- [Problem description]
Please reproduce every record, keeping each one exactly as written.

- [Extracted entries]
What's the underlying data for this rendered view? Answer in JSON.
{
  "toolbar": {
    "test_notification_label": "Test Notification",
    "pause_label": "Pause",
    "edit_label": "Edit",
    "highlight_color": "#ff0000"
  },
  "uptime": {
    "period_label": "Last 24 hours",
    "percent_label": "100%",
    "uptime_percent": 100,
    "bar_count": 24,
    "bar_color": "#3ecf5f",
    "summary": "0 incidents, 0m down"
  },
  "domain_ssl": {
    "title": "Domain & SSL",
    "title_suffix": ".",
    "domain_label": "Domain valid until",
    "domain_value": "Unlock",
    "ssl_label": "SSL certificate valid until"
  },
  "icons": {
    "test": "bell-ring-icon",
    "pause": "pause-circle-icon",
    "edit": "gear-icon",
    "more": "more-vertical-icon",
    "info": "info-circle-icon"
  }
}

- [Expected output]
What's the underlying data for this rendered view? Answer in JSON.
{
  "toolbar": {
    "test_notification_label": "Test Notification",
    "pause_label": "Pause",
    "edit_label": "Edit",
    "highlight_color": "#ff0000"
  },
  "uptime": {
    "period_label": "Last 24 hours",
    "percent_label": "100%",
    "uptime_percent": 100,
    "bar_count": 24,
    "bar_color": "#3ecf5f",
    "summary": "0 incidents, 0m down"
  },
  "domain_ssl": {
    "title": "Domain & SSL",
    "title_suffix": ".",
    "domain_label": "Domain valid until",
    "domain_value": "Unlock",
    "ssl_label": "SSL certificate valid until"
  },
  "icons": {
    "test": "bell-ring-icon",
    "pause": "pause-circle-icon",
    "edit": "gear-icon",
    "more": "more-vertical-icon",
    "info": "info-circle-icon"
  }
}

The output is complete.